--- start of Records shown ---

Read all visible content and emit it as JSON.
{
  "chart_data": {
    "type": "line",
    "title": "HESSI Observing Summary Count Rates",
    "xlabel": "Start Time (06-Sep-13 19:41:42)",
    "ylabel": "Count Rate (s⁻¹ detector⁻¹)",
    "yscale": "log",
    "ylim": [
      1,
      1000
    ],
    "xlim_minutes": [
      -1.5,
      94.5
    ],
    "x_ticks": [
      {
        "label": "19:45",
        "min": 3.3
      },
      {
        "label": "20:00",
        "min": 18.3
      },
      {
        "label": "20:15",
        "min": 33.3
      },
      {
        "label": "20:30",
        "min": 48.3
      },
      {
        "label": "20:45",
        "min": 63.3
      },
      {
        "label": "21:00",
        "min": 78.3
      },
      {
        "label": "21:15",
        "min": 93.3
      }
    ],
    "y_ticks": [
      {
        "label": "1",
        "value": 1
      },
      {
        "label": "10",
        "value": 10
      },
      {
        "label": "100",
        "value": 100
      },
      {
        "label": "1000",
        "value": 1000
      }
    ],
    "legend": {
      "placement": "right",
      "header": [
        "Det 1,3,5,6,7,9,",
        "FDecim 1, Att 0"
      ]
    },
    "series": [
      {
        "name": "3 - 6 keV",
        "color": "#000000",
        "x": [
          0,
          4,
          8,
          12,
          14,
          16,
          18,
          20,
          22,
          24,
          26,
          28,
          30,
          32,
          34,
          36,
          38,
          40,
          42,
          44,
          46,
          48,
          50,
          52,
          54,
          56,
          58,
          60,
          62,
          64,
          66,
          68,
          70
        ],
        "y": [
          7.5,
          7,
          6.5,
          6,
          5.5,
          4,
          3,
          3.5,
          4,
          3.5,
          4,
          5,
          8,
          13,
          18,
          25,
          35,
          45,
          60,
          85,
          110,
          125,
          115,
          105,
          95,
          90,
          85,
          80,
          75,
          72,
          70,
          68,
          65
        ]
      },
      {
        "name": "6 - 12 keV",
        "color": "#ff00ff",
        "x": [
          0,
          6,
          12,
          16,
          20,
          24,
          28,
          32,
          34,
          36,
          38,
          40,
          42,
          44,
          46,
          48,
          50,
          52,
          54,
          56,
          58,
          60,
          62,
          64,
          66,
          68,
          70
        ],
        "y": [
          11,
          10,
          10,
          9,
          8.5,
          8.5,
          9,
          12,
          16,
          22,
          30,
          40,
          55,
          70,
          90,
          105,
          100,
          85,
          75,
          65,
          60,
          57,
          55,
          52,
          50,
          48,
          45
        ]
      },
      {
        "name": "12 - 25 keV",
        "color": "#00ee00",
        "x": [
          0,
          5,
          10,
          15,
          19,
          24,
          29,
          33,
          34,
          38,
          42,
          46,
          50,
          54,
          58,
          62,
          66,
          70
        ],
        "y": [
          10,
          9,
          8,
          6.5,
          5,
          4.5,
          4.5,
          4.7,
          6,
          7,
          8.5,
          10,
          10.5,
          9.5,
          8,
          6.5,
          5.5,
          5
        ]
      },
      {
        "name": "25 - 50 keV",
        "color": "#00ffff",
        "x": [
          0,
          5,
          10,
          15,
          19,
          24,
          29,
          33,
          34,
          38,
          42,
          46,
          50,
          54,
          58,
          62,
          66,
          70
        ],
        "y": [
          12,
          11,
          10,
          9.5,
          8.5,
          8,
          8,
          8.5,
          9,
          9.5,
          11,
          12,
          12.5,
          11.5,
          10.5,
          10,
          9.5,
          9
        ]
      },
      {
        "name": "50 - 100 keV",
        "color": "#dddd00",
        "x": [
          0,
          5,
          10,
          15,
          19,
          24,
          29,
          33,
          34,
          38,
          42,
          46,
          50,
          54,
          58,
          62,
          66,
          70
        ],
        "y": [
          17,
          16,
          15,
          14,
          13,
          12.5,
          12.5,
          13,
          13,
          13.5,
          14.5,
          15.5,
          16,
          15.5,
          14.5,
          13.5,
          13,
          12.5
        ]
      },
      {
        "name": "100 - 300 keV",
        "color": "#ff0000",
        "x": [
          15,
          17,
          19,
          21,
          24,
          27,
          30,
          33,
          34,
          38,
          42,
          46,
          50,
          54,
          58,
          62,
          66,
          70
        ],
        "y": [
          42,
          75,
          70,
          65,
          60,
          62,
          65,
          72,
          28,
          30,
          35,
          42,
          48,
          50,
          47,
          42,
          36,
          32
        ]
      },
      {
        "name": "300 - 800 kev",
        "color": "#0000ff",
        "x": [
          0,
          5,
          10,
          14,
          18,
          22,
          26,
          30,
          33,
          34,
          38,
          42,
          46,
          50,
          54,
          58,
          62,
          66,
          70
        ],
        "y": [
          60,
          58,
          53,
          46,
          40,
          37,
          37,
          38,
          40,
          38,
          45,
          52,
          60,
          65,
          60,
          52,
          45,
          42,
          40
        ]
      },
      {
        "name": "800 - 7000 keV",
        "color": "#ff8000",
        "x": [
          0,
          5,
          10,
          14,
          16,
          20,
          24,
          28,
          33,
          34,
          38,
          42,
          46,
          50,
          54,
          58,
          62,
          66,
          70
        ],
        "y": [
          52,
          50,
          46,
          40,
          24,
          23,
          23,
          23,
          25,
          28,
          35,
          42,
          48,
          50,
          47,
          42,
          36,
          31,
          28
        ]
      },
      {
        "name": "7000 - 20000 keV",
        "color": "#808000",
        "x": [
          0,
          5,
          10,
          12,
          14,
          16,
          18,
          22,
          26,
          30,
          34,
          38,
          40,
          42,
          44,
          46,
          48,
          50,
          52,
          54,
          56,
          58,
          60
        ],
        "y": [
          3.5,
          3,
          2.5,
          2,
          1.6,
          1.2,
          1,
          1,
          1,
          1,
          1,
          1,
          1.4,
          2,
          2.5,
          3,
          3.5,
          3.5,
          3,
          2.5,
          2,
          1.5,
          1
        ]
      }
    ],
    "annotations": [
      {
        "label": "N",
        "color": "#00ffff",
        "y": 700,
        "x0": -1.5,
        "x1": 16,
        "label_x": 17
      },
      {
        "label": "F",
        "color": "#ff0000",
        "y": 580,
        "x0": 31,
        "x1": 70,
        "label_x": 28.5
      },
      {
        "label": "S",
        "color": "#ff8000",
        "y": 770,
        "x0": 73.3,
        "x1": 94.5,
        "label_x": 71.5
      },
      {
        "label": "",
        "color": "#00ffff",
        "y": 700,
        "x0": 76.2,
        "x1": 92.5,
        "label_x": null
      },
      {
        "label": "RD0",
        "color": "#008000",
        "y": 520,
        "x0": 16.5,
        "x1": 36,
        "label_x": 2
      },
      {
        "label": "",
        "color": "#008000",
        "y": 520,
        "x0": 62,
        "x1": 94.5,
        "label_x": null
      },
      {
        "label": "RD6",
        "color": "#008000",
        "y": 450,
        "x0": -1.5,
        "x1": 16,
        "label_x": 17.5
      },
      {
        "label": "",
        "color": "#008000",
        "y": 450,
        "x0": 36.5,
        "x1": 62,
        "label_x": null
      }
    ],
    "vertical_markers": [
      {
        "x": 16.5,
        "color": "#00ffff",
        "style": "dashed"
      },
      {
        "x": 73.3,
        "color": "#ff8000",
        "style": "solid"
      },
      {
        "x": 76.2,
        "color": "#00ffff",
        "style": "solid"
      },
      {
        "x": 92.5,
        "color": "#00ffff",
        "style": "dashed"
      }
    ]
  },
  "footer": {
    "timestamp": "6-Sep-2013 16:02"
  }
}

--- end of Records shown ---

Given exercise
Repeat every record, keeping each word and mark exactly as it is.

Result for this task
Read all visible content and emit it as JSON.
{
  "chart_data": {
    "type": "line",
    "title": "HESSI Observing Summary Count Rates",
    "xlabel": "Start Time (06-Sep-13 19:41:42)",
    "ylabel": "Count Rate (s⁻¹ detector⁻¹)",
    "yscale": "log",
    "ylim": [
      1,
      1000
    ],
    "xlim_minutes": [
      -1.5,
      94.5
    ],
    "x_ticks": [
      {
        "label": "19:45",
        "min": 3.3
      },
      {
        "label": "20:00",
        "min": 18.3
      },
      {
        "label": "20:15",
        "min": 33.3
      },
      {
        "label": "20:30",
        "min": 48.3
      },
      {
        "label": "20:45",
        "min": 63.3
      },
      {
        "label": "21:00",
        "min": 78.3
      },
      {
        "label": "21:15",
        "min": 93.3
      }
    ],
    "y_ticks": [
      {
        "label": "1",
        "value": 1
      },
      {
        "label": "10",
        "value": 10
      },
      {
        "label": "100",
        "value": 100
      },
      {
        "label": "1000",
        "value": 1000
      }
    ],
    "legend": {
      "placement": "right",
      "header": [
        "Det 1,3,5,6,7,9,",
        "FDecim 1, Att 0"
      ]
    },
    "series": [
      {
        "name": "3 - 6 keV",
        "color": "#000000",
        "x": [
          0,
          4,
          8,
          12,
          14,
          16,
          18,
          20,
          22,
          24,
          26,
          28,
          30,
          32,
          34,
          36,
          38,
          40,
          42,
          44,
          46,
          48,
          50,
          52,
          54,
          56,
          58,
          60,
          62,
          64,
          66,
          68,
          70
        ],
        "y": [
          7.5,
          7,
          6.5,
          6,
          5.5,
          4,
          3,
          3.5,
          4,
          3.5,
          4,
          5,
          8,
          13,
          18,
          25,
          35,
          45,
          60,
          85,
          110,
          125,
          115,
          105,
          95,
          90,
          85,
          80,
          75,
          72,
          70,
          68,
          65
        ]
      },
      {
        "name": "6 - 12 keV",
        "color": "#ff00ff",
        "x": [
          0,
          6,
          12,
          16,
          20,
          24,
          28,
          32,
          34,
          36,
          38,
          40,
          42,
          44,
          46,
          48,
          50,
          52,
          54,
          56,
          58,
          60,
          62,
          64,
          66,
          68,
          70
        ],
        "y": [
          11,
          10,
          10,
          9,
          8.5,
          8.5,
          9,
          12,
          16,
          22,
          30,
          40,
          55,
          70,
          90,
          105,
          100,
          85,
          75,
          65,
          60,
          57,
          55,
          52,
          50,
          48,
          45
        ]
      },
      {
        "name": "12 - 25 keV",
        "color": "#00ee00",
        "x": [
          0,
          5,
          10,
          15,
          19,
          24,
          29,
          33,
          34,
          38,
          42,
          46,
          50,
          54,
          58,
          62,
          66,
          70
        ],
        "y": [
          10,
          9,
          8,
          6.5,
          5,
          4.5,
          4.5,
          4.7,
          6,
          7,
          8.5,
          10,
          10.5,
          9.5,
          8,
          6.5,
          5.5,
          5
        ]
      },
      {
        "name": "25 - 50 keV",
        "color": "#00ffff",
        "x": [
          0,
          5,
          10,
          15,
          19,
          24,
          29,
          33,
          34,
          38,
          42,
          46,
          50,
          54,
          58,
          62,
          66,
          70
        ],
        "y": [
          12,
          11,
          10,
          9.5,
          8.5,
          8,
          8,
          8.5,
          9,
          9.5,
          11,
          12,
          12.5,
          11.5,
          10.5,
          10,
          9.5,
          9
        ]
      },
      {
        "name": "50 - 100 keV",
        "color": "#dddd00",
        "x": [
          0,
          5,
          10,
          15,
          19,
          24,
          29,
          33,
          34,
          38,
          42,
          46,
          50,
          54,
          58,
          62,
          66,
          70
        ],
        "y": [
          17,
          16,
          15,
          14,
          13,
          12.5,
          12.5,
          13,
          13,
          13.5,
          14.5,
          15.5,
          16,
          15.5,
          14.5,
          13.5,
          13,
          12.5
        ]
      },
      {
        "name": "100 - 300 keV",
        "color": "#ff0000",
        "x": [
          15,
          17,
          19,
          21,
          24,
          27,
          30,
          33,
          34,
          38,
          42,
          46,
          50,
          54,
          58,
          62,
          66,
          70
        ],
        "y": [
          42,
          75,
          70,
          65,
          60,
          62,
          65,
          72,
          28,
          30,
          35,
          42,
          48,
          50,
          47,
          42,
          36,
          32
        ]
      },
      {
        "name": "300 - 800 kev",
        "color": "#0000ff",
        "x": [
          0,
          5,
          10,
          14,
          18,
          22,
          26,
          30,
          33,
          34,
          38,
          42,
          46,
          50,
          54,
          58,
          62,
          66,
          70
        ],
        "y": [
          60,
          58,
          53,
          46,
          40,
          37,
          37,
          38,
          40,
          38,
          45,
          52,
          60,
          65,
          60,
          52,
          45,
          42,
          40
        ]
      },
      {
        "name": "800 - 7000 keV",
        "color": "#ff8000",
        "x": [
          0,
          5,
          10,
          14,
          16,
          20,
          24,
          28,
          33,
          34,
          38,
          42,
          46,
          50,
          54,
          58,
          62,
          66,
          70
        ],
        "y": [
          52,
          50,
          46,
          40,
          24,
          23,
          23,
          23,
          25,
          28,
          35,
          42,
          48,
          50,
          47,
          42,
          36,
          31,
          28
        ]
      },
      {
        "name": "7000 - 20000 keV",
        "color": "#808000",
        "x": [
          0,
          5,
          10,
          12,
          14,
          16,
          18,
          22,
          26,
          30,
          34,
          38,
          40,
          42,
          44,
          46,
          48,
          50,
          52,
          54,
          56,
          58,
          60
        ],
        "y": [
          3.5,
          3,
          2.5,
          2,
          1.6,
          1.2,
          1,
          1,
          1,
          1,
          1,
          1,
          1.4,
          2,
          2.5,
          3,
          3.5,
          3.5,
          3,
          2.5,
          2,
          1.5,
          1
        ]
      }
    ],
    "annotations": [
      {
        "label": "N",
        "color": "#00ffff",
        "y": 700,
        "x0": -1.5,
        "x1": 16,
        "label_x": 17
      },
      {
        "label": "F",
        "color": "#ff0000",
        "y": 580,
        "x0": 31,
        "x1": 70,
        "label_x": 28.5
      },
      {
        "label": "S",
        "color": "#ff8000",
        "y": 770,
        "x0": 73.3,
        "x1": 94.5,
        "label_x": 71.5
      },
      {
        "label": "",
        "color": "#00ffff",
        "y": 700,
        "x0": 76.2,
        "x1": 92.5,
        "label_x": null
      },
      {
        "label": "RD0",
        "color": "#008000",
        "y": 520,
        "x0": 16.5,
        "x1": 36,
        "label_x": 2
      },
      {
        "label": "",
        "color": "#008000",
        "y": 520,
        "x0": 62,
        "x1": 94.5,
        "label_x": null
      },
      {
        "label": "RD6",
        "color": "#008000",
        "y": 450,
        "x0": -1.5,
        "x1": 16,
        "label_x": 17.5
      },
      {
        "label": "",
        "color": "#008000",
        "y": 450,
        "x0": 36.5,
        "x1": 62,
        "label_x": null
      }
    ],
    "vertical_markers": [
      {
        "x": 16.5,
        "color": "#00ffff",
        "style": "dashed"
      },
      {
        "x": 73.3,
        "color": "#ff8000",
        "style": "solid"
      },
      {
        "x": 76.2,
        "color": "#00ffff",
        "style": "solid"
      },
      {
        "x": 92.5,
        "color": "#00ffff",
        "style": "dashed"
      }
    ]
  },
  "footer": {
    "timestamp": "6-Sep-2013 16:02"
  }
}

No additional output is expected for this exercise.